— BEGIN Source data —

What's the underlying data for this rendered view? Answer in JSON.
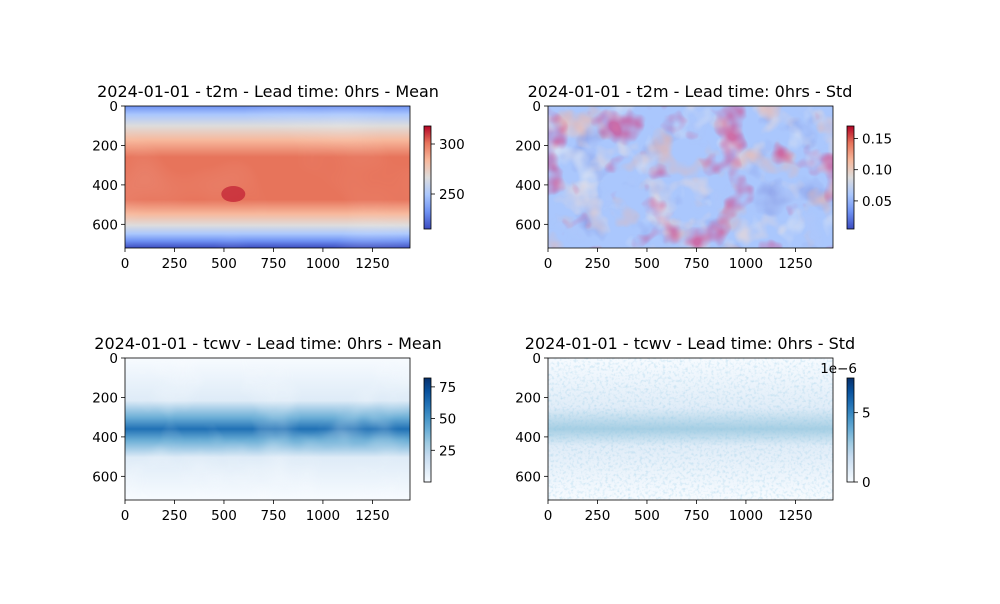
{
  "figure": {
    "background": "#ffffff"
  },
  "chart_data": [
    {
      "type": "heatmap",
      "title": "2024-01-01 - t2m - Lead time: 0hrs - Mean",
      "variable": "t2m",
      "statistic": "Mean",
      "x_ticks": [
        "0",
        "250",
        "500",
        "750",
        "1000",
        "1250"
      ],
      "y_ticks": [
        "0",
        "200",
        "400",
        "600"
      ],
      "xlim": [
        0,
        1440
      ],
      "ylim": [
        720,
        0
      ],
      "colormap": "coolwarm",
      "colorbar": {
        "range": [
          215,
          318
        ],
        "ticks": [
          250,
          300
        ],
        "tick_labels": [
          "250",
          "300"
        ],
        "offset_text": ""
      },
      "colors": [
        "#3b4cc0",
        "#6f92f3",
        "#aac7fd",
        "#dddcdc",
        "#f7b89c",
        "#e7745b",
        "#b40426"
      ]
    },
    {
      "type": "heatmap",
      "title": "2024-01-01 - t2m - Lead time: 0hrs - Std",
      "variable": "t2m",
      "statistic": "Std",
      "x_ticks": [
        "0",
        "250",
        "500",
        "750",
        "1000",
        "1250"
      ],
      "y_ticks": [
        "0",
        "200",
        "400",
        "600"
      ],
      "xlim": [
        0,
        1440
      ],
      "ylim": [
        720,
        0
      ],
      "colormap": "coolwarm",
      "colorbar": {
        "range": [
          0.005,
          0.17
        ],
        "ticks": [
          0.05,
          0.1,
          0.15
        ],
        "tick_labels": [
          "0.05",
          "0.10",
          "0.15"
        ],
        "offset_text": ""
      },
      "colors": [
        "#3b4cc0",
        "#6f92f3",
        "#aac7fd",
        "#dddcdc",
        "#f7b89c",
        "#e7745b",
        "#b40426"
      ]
    },
    {
      "type": "heatmap",
      "title": "2024-01-01 - tcwv - Lead time: 0hrs - Mean",
      "variable": "tcwv",
      "statistic": "Mean",
      "x_ticks": [
        "0",
        "250",
        "500",
        "750",
        "1000",
        "1250"
      ],
      "y_ticks": [
        "0",
        "200",
        "400",
        "600"
      ],
      "xlim": [
        0,
        1440
      ],
      "ylim": [
        720,
        0
      ],
      "colormap": "Blues",
      "colorbar": {
        "range": [
          0,
          82
        ],
        "ticks": [
          25,
          50,
          75
        ],
        "tick_labels": [
          "25",
          "50",
          "75"
        ],
        "offset_text": ""
      },
      "colors": [
        "#f7fbff",
        "#deebf7",
        "#c6dbef",
        "#9ecae1",
        "#6baed6",
        "#4292c6",
        "#2171b5",
        "#08519c",
        "#08306b"
      ]
    },
    {
      "type": "heatmap",
      "title": "2024-01-01 - tcwv - Lead time: 0hrs - Std",
      "variable": "tcwv",
      "statistic": "Std",
      "x_ticks": [
        "0",
        "250",
        "500",
        "750",
        "1000",
        "1250"
      ],
      "y_ticks": [
        "0",
        "200",
        "400",
        "600"
      ],
      "xlim": [
        0,
        1440
      ],
      "ylim": [
        720,
        0
      ],
      "colormap": "Blues",
      "colorbar": {
        "range": [
          0,
          7.5
        ],
        "ticks": [
          0,
          5
        ],
        "tick_labels": [
          "0",
          "5"
        ],
        "offset_text": "1e−6"
      },
      "colors": [
        "#f7fbff",
        "#deebf7",
        "#c6dbef",
        "#9ecae1",
        "#6baed6",
        "#4292c6",
        "#2171b5",
        "#08519c",
        "#08306b"
      ]
    }
  ]
}
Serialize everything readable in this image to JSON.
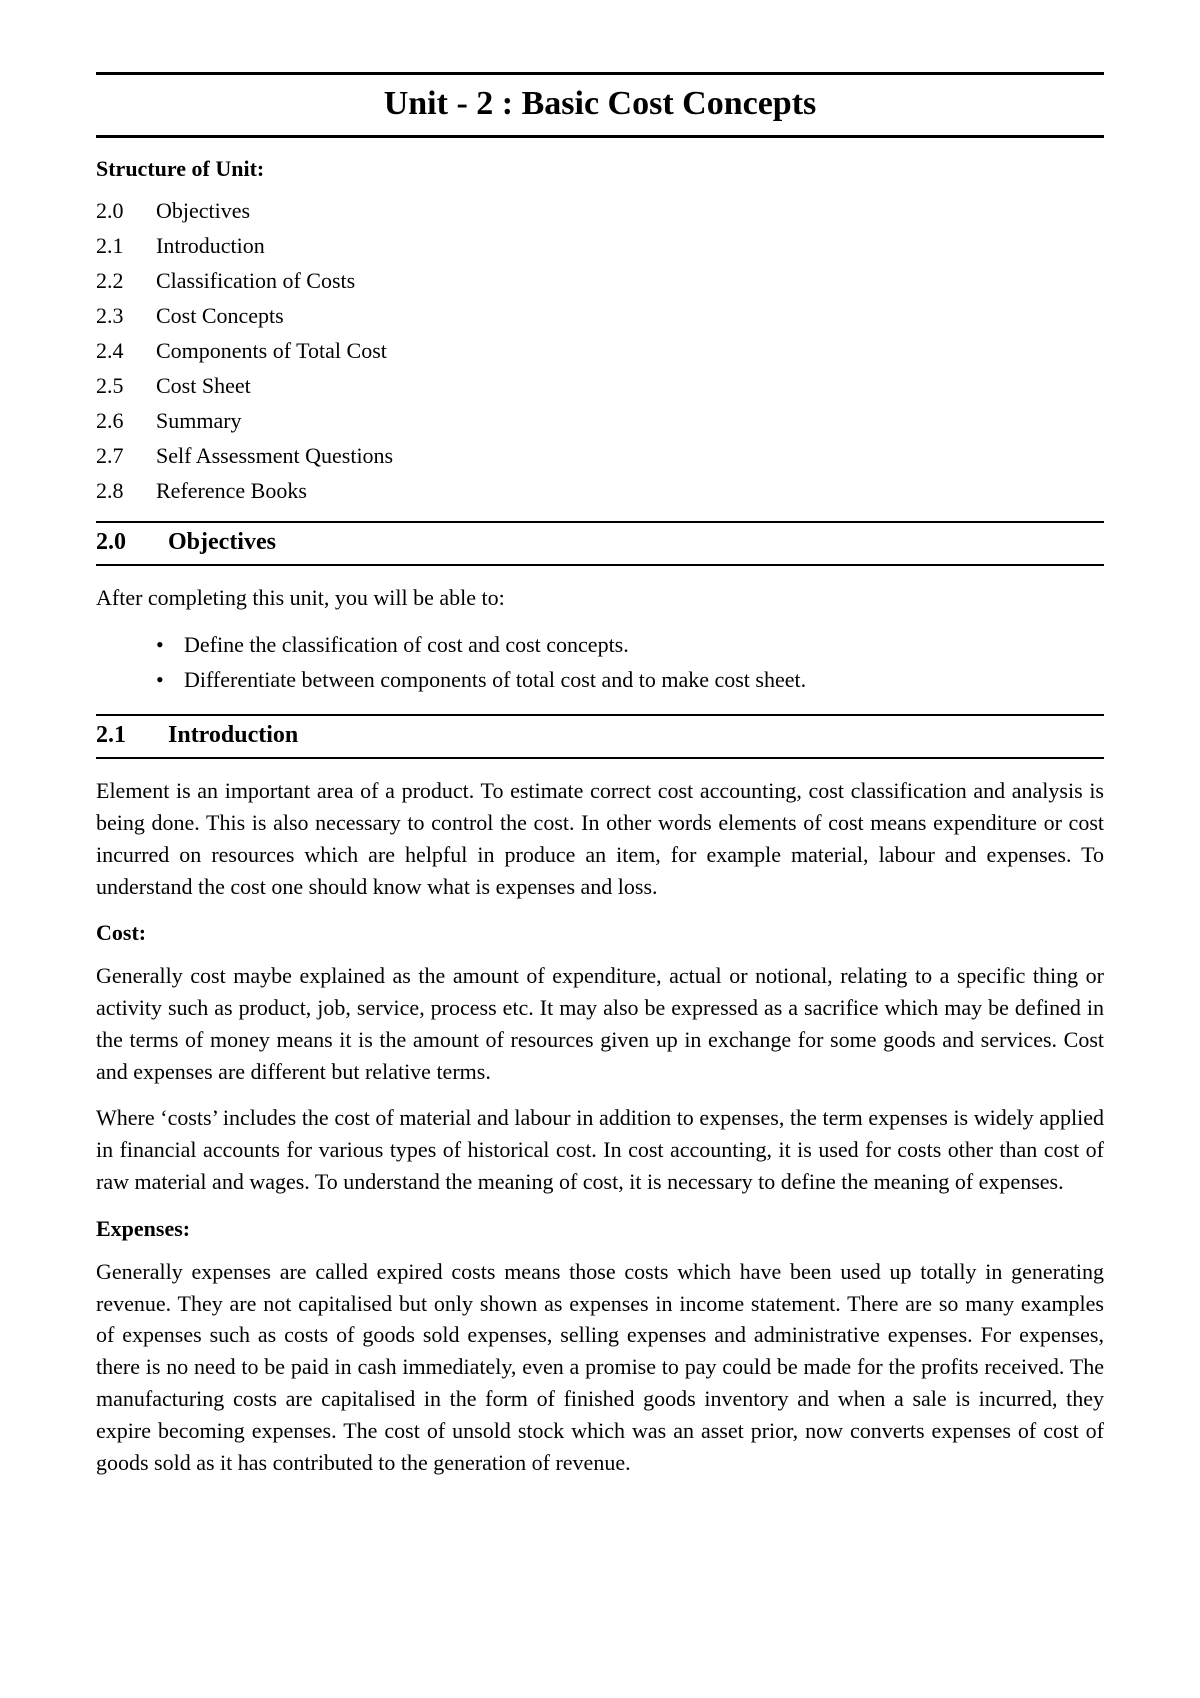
{
  "unit_title": "Unit - 2 : Basic Cost Concepts",
  "structure_heading": "Structure of Unit:",
  "toc": [
    {
      "num": "2.0",
      "label": "Objectives"
    },
    {
      "num": "2.1",
      "label": "Introduction"
    },
    {
      "num": "2.2",
      "label": "Classification of Costs"
    },
    {
      "num": "2.3",
      "label": "Cost Concepts"
    },
    {
      "num": "2.4",
      "label": "Components of Total Cost"
    },
    {
      "num": "2.5",
      "label": "Cost Sheet"
    },
    {
      "num": "2.6",
      "label": "Summary"
    },
    {
      "num": "2.7",
      "label": "Self Assessment Questions"
    },
    {
      "num": "2.8",
      "label": "Reference Books"
    }
  ],
  "sections": {
    "s0": {
      "num": "2.0",
      "title": "Objectives",
      "intro": "After completing this unit, you will be able to:",
      "bullets": [
        "Define the classification of cost and cost concepts.",
        "Differentiate between components of total cost and to make cost sheet."
      ]
    },
    "s1": {
      "num": "2.1",
      "title": "Introduction",
      "p1": "Element is an important area of a product. To estimate correct cost accounting, cost classification and analysis is being done. This is also necessary to control the cost. In other words elements of cost means expenditure or cost incurred on resources which are helpful in produce an item, for example material, labour and expenses. To understand the cost one should know what is expenses and loss.",
      "cost_heading": "Cost:",
      "cost_p1": "Generally cost maybe explained as the amount of expenditure, actual or notional, relating to a specific thing or activity such as product, job, service, process etc. It may also be expressed as a sacrifice which may be defined in the terms of money means it is the amount of resources given up in exchange for some goods and services. Cost and expenses are different but relative terms.",
      "cost_p2": "Where ‘costs’ includes the cost of material and labour in addition to expenses, the term expenses is widely applied in financial accounts for various types of historical cost. In cost accounting, it is used for costs other than cost of raw material and wages. To understand the meaning of cost, it is necessary to define the meaning of expenses.",
      "expenses_heading": "Expenses:",
      "expenses_p1": "Generally expenses are called expired costs means those costs which have been used up totally in generating revenue. They are not capitalised but only shown as expenses in income statement. There are so many examples of expenses such as costs of goods sold expenses, selling expenses and administrative expenses. For expenses, there is no need to be paid in cash immediately, even a promise to pay could be made for the profits received. The manufacturing costs are capitalised in the form of finished goods inventory and when a sale is incurred, they expire becoming expenses. The cost of unsold stock which was an asset prior, now converts expenses of cost of goods sold as it has contributed to the generation of revenue."
    }
  }
}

— END Source data —

Lines from the records above that hold "Objectives" are the ones to list.

      "label": "Objectives"
      "title": "Objectives",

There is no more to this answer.